EXCERPT TO READ:
The Changeling – Review

The Changeling – 1980 – Horror, Mystery

Directed by: Peter Medak
Written by: William Gray; Diana Maddox
Main Players: George C. Scott; Trish Van Devere; Melvyn Douglas

Changeling Ver1 Xlg

Opening on a snowy cold mountainside in upstate New York on November 27, the Russell family pushes their dead car through the icy roads. John (Scott) and his wife Joanna and daughter Cathy finally get the car off the roadway to an embankment, so he can try and flag some roadside help. Across the street is a payphone thankfully, so he makes a call while a car begins to pull up down a perpendicular street, and a large truck begins to blow past the scene.

Unfortunately, likely due to icy conditions and excess speed, the car swerves too far into the slick road, and the large truck veers off course trying to avoid a wreck. The truck plows into the Russell vehicle, which was unexpectedly off the roadway broken down. Even more tragic, John’s wife and daughter are too close to the scene and focused on a snowball fight. They do not make it out of the way, and all John can do is watch in horror.

After this terrible opening moment, a few months have passed and the credits roll. John’s apartment is bare other than a few packed boxes. He has flashbacks to when it was full of life and his daughter would bounce him a ball. Clearly it is time for him to physically move on, and a new start brings him to Seattle where he lands on March 4th. He talks to old friends Robert and Eva Lingstrom about the shock of his family’s death.

They are happy to welcome him back to the University of Washington as an alumnus and a distinguished composer. John looks for a house to rent and work on piano compositions, and through the local preservation society he finds a quiet old place ready for him which has been vacant for about 12 years.

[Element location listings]

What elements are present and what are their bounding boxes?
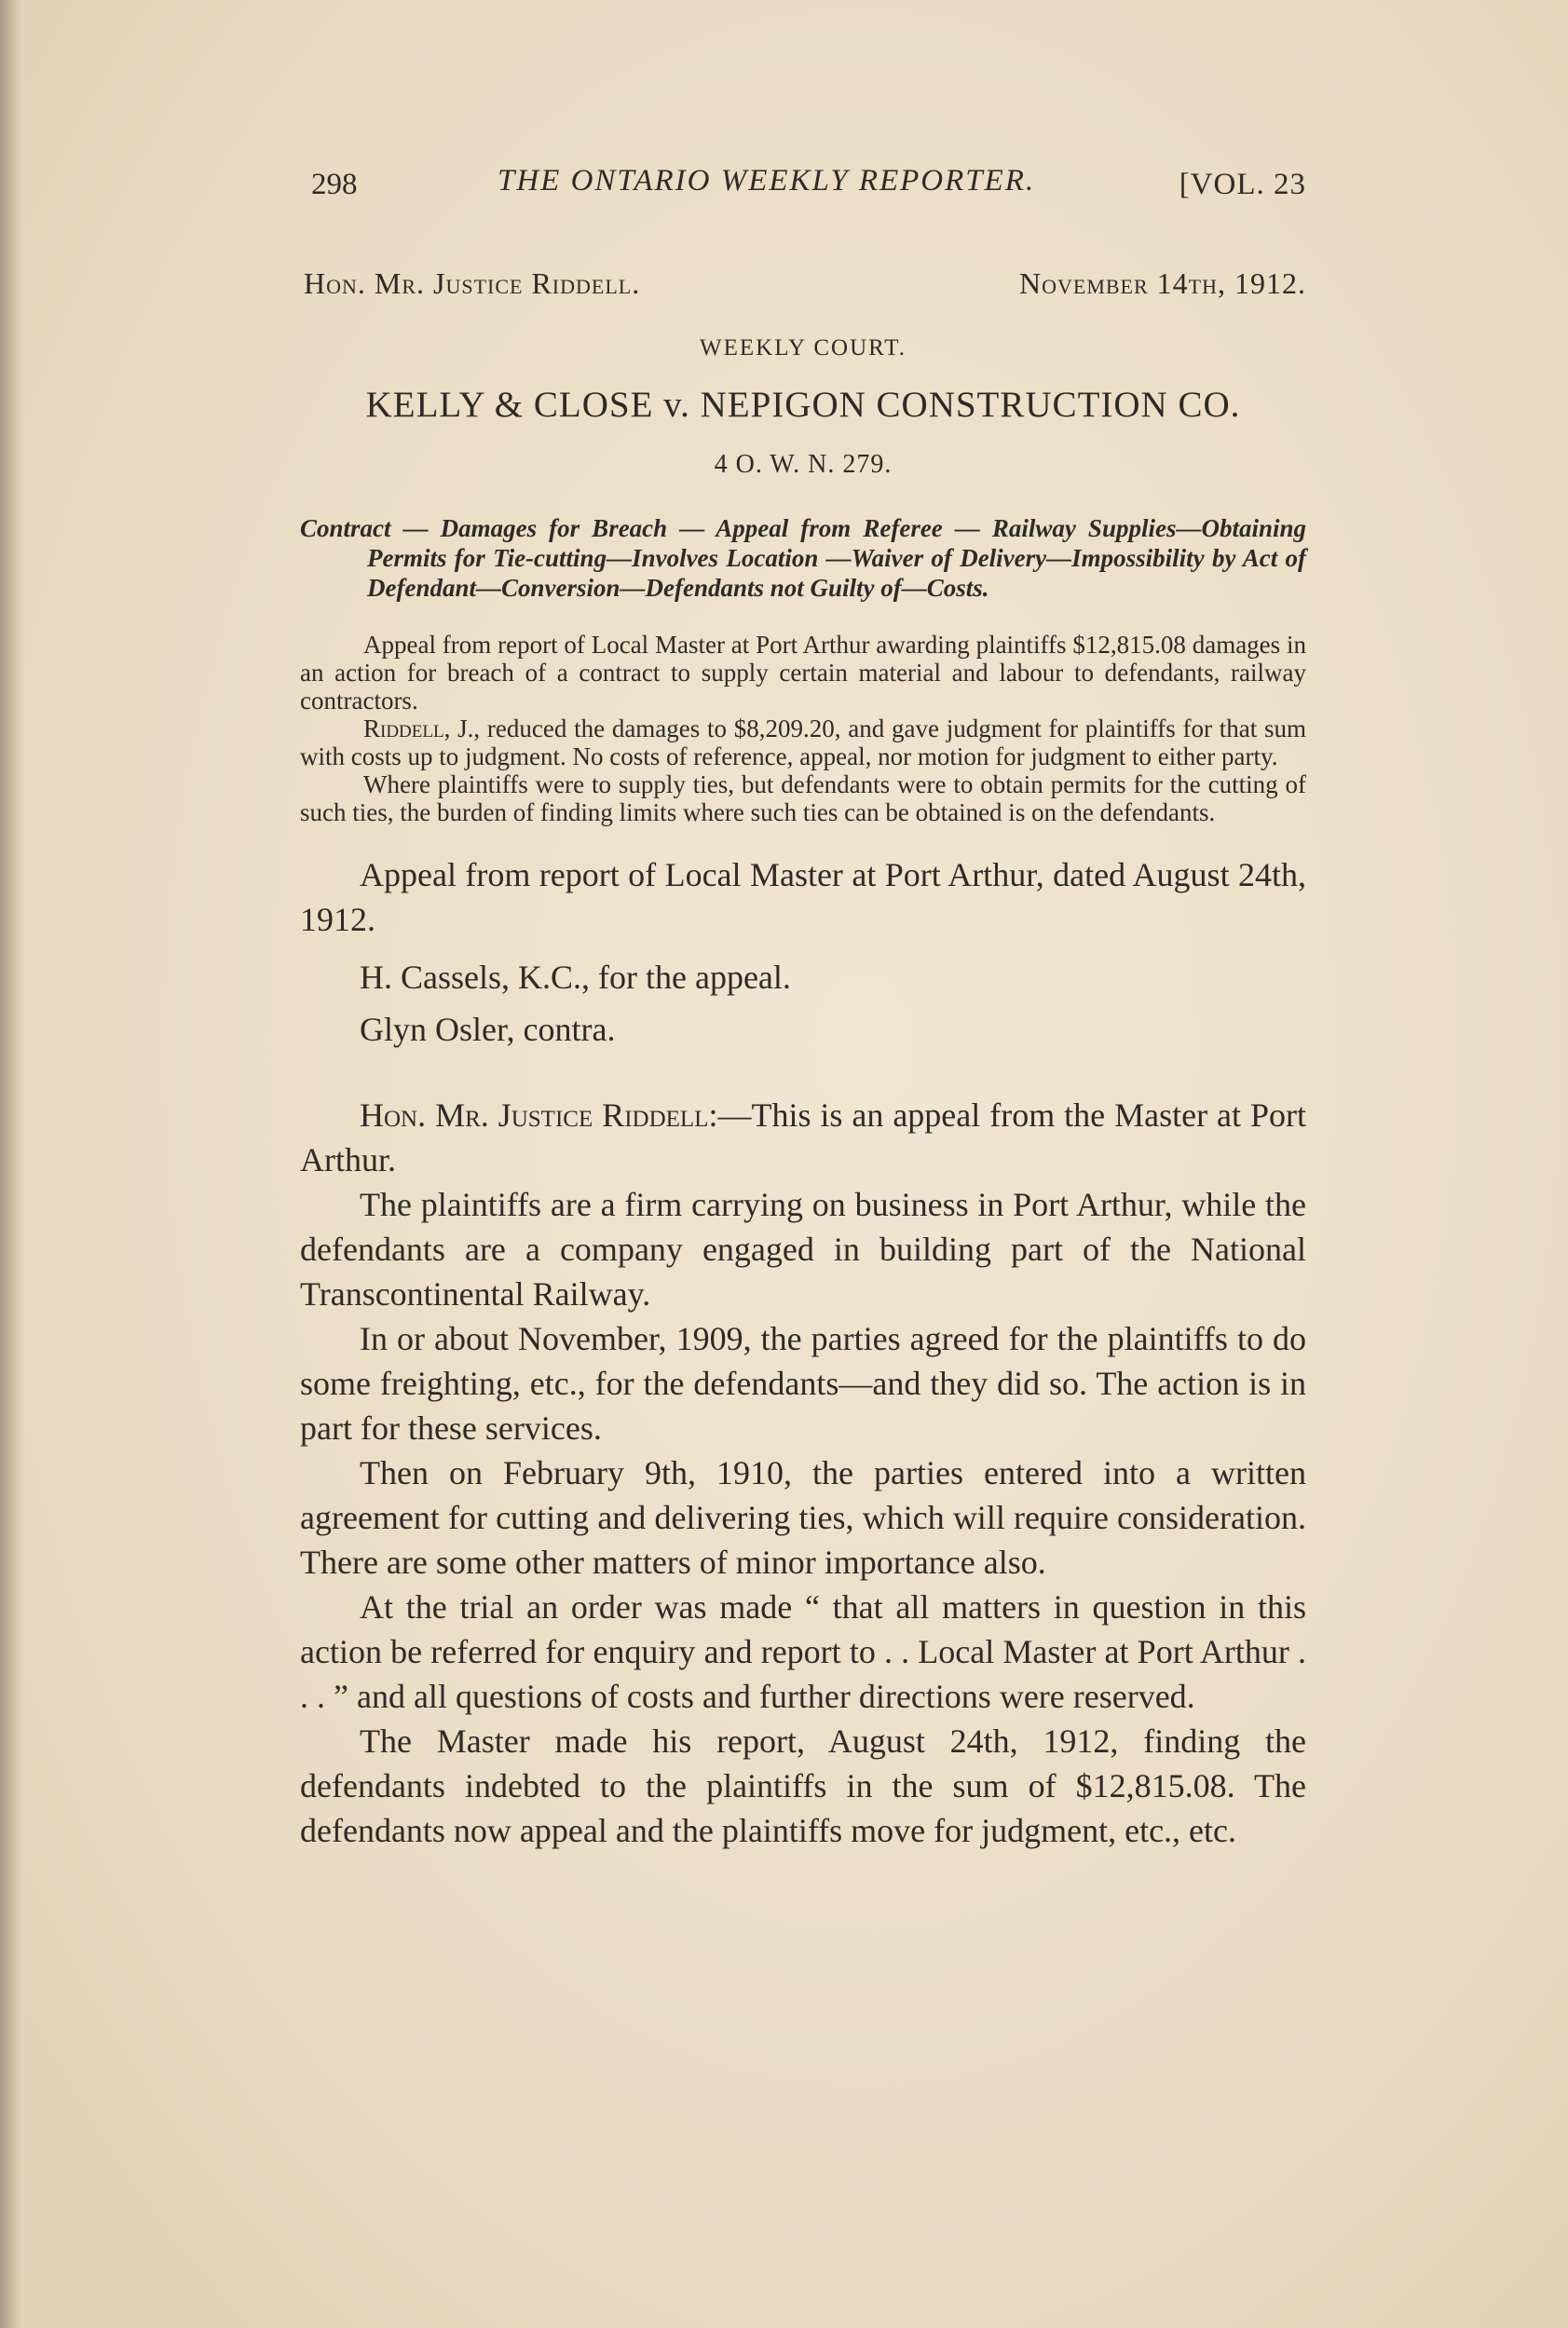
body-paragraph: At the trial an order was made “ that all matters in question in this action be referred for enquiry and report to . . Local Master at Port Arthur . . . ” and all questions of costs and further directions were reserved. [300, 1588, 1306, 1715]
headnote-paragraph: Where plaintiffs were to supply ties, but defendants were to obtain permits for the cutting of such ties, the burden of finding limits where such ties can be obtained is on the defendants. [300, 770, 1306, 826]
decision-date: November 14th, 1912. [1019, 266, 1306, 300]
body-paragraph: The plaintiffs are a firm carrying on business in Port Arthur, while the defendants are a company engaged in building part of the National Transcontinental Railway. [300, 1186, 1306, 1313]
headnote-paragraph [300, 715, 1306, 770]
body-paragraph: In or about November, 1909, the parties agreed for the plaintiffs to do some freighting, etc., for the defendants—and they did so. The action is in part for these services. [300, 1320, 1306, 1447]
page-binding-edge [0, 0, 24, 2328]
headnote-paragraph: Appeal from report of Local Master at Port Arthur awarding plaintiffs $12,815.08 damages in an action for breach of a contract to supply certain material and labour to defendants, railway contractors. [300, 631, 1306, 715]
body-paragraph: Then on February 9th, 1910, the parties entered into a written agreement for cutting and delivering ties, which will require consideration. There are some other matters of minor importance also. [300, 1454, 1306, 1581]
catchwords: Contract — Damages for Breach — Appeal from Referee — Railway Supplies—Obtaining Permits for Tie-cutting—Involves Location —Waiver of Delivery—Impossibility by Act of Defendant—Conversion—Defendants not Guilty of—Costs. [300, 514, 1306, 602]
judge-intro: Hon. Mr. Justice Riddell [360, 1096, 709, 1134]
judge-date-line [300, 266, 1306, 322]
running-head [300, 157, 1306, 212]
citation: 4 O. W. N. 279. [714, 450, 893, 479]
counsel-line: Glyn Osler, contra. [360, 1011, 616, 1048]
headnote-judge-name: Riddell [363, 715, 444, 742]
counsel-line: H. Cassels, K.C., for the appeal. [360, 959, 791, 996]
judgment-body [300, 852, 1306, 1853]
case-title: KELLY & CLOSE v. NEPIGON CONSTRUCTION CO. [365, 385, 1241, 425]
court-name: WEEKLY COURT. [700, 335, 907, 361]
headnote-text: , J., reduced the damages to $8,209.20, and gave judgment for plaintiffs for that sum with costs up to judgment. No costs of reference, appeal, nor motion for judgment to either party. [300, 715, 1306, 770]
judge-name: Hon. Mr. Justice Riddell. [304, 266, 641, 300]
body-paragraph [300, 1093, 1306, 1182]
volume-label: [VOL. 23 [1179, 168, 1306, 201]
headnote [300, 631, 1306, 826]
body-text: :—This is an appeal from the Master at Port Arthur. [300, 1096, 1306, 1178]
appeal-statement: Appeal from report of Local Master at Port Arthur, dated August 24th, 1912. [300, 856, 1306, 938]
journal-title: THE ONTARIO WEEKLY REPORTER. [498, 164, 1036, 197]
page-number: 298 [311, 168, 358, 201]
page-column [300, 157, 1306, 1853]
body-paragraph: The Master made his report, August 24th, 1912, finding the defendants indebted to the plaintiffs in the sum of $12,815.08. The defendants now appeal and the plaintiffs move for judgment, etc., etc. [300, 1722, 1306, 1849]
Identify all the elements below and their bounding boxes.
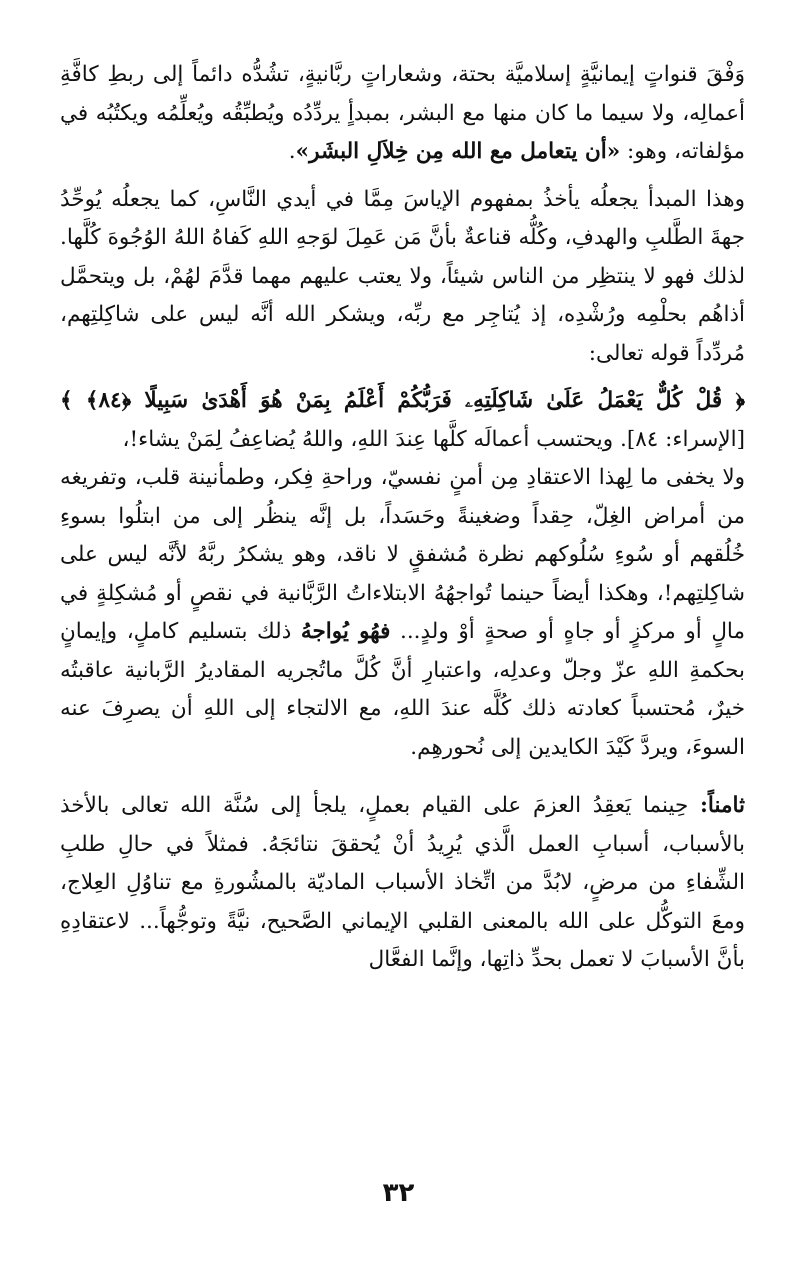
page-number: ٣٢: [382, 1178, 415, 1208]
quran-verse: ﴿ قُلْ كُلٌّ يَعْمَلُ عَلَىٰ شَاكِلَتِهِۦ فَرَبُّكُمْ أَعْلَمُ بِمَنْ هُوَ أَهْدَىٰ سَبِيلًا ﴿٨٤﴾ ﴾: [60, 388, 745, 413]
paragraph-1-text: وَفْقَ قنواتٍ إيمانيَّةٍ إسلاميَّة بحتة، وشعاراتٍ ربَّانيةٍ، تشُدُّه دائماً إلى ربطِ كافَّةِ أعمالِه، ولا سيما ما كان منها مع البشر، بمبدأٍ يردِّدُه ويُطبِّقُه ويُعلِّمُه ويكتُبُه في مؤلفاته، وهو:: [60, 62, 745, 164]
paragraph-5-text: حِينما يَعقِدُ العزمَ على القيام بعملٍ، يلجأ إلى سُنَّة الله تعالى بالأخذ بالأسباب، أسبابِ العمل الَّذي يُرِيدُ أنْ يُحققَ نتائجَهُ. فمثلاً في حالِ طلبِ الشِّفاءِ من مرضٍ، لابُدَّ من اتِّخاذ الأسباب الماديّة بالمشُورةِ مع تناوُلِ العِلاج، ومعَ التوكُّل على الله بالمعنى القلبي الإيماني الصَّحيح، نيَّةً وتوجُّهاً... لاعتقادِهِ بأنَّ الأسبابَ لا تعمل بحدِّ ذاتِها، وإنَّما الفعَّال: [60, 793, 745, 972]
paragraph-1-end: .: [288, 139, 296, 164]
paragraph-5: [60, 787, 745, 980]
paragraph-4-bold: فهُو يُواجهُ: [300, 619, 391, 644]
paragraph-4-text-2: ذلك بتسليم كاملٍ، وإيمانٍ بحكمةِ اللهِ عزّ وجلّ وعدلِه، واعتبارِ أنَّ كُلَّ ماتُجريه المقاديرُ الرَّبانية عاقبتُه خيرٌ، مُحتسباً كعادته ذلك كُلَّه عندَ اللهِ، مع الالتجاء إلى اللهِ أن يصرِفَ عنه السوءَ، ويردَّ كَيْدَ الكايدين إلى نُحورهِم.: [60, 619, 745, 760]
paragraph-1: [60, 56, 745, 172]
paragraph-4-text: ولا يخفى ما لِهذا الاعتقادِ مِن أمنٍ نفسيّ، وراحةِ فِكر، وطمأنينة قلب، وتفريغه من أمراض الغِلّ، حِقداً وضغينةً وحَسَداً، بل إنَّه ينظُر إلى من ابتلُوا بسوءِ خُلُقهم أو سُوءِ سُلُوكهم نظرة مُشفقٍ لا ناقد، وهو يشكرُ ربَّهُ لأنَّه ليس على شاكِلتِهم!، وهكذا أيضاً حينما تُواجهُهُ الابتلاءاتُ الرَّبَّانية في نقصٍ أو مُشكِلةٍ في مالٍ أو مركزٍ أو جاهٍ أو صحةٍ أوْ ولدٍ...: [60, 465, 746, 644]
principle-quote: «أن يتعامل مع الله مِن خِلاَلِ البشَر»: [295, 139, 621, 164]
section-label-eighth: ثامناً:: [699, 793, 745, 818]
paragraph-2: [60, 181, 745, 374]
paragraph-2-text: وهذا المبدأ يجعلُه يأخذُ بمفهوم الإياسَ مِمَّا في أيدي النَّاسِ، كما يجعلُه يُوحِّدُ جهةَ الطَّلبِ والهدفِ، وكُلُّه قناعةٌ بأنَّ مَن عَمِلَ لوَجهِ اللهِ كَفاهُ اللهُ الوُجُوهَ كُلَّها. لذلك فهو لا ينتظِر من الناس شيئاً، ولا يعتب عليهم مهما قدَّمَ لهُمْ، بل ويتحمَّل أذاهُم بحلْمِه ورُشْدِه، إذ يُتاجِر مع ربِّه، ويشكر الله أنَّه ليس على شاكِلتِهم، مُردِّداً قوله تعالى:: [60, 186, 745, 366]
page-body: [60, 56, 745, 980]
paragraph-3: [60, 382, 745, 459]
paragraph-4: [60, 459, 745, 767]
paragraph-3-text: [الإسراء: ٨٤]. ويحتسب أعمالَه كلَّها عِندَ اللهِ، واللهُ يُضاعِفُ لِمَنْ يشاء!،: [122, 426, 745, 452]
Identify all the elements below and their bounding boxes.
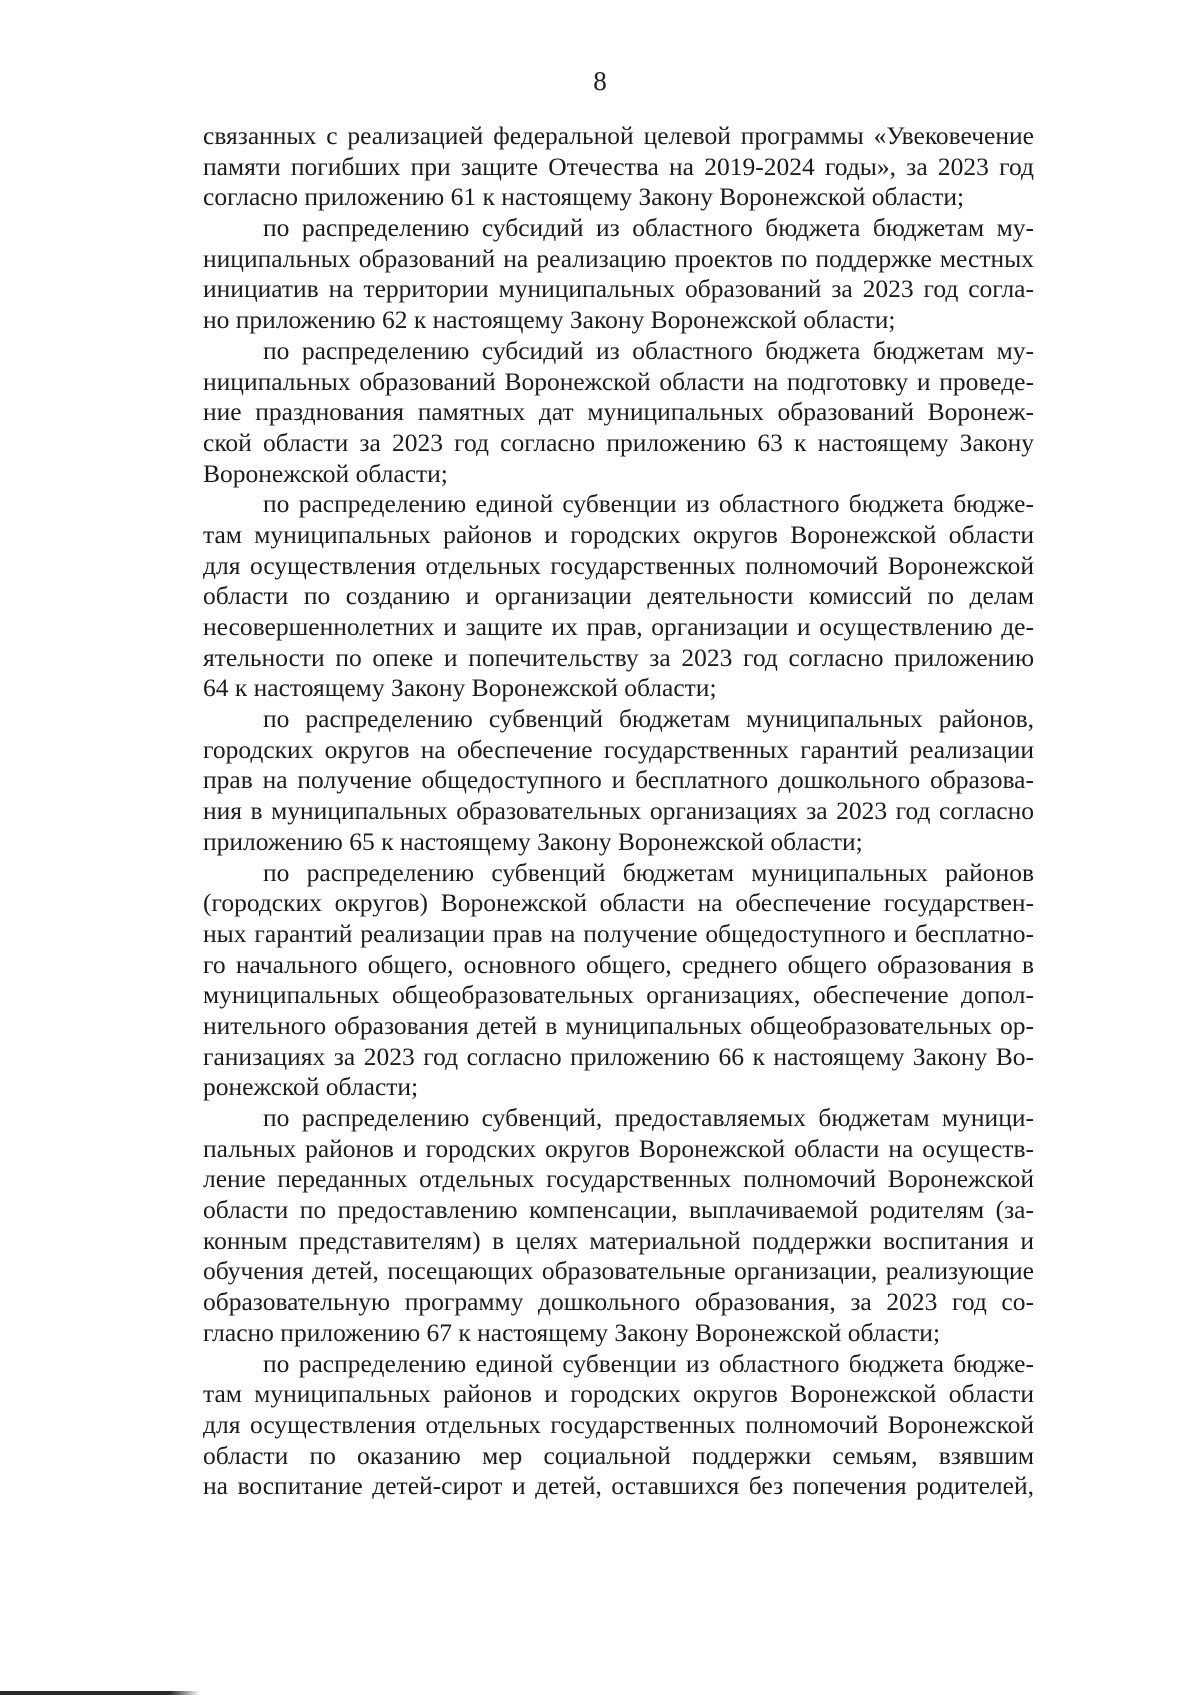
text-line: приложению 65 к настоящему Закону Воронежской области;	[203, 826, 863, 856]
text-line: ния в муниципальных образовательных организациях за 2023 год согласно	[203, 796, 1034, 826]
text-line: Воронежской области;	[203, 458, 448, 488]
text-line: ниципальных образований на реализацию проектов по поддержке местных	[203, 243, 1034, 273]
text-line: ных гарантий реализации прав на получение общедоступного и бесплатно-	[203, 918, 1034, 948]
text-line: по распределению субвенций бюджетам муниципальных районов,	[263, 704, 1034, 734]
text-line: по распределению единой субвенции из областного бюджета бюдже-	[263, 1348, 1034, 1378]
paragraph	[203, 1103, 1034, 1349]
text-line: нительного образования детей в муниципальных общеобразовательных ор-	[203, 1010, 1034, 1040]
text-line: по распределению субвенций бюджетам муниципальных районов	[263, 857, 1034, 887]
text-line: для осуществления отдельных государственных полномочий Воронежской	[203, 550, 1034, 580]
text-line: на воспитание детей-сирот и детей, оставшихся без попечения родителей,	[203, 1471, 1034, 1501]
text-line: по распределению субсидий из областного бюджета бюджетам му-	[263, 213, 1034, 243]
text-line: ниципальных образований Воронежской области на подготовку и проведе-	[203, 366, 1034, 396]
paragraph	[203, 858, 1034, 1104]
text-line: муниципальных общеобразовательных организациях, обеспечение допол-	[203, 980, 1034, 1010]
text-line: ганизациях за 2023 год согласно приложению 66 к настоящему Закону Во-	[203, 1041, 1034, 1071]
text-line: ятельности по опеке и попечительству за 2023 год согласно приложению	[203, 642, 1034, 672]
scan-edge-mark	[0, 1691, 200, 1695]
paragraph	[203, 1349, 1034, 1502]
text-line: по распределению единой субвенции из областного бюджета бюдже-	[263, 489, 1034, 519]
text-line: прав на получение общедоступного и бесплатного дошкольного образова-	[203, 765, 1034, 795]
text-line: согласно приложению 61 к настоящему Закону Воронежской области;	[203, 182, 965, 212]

DIRECTIVE A: Copy the passage of the review running from "Changeling Ver1 Xlg" down to "past the scene.".
DIRECTIVE B:
Answer these questions from the review:
(i) Who directed the film?
(ii) On what date does John land in Seattle?
(iii) For about how long had the house he finds been vacant?

EXERCISE OUTPUT A:
Changeling Ver1 Xlg

Opening on a snowy cold mountainside in upstate New York on November 27, the Russell family pushes their dead car through the icy roads. John (Scott) and his wife Joanna and daughter Cathy finally get the car off the roadway to an embankment, so he can try and flag some roadside help. Across the street is a payphone thankfully, so he makes a call while a car begins to pull up down a perpendicular street, and a large truck begins to blow past the scene.

EXERCISE OUTPUT B:
(i) Peter Medak
(ii) March 4th
(iii) About 12 years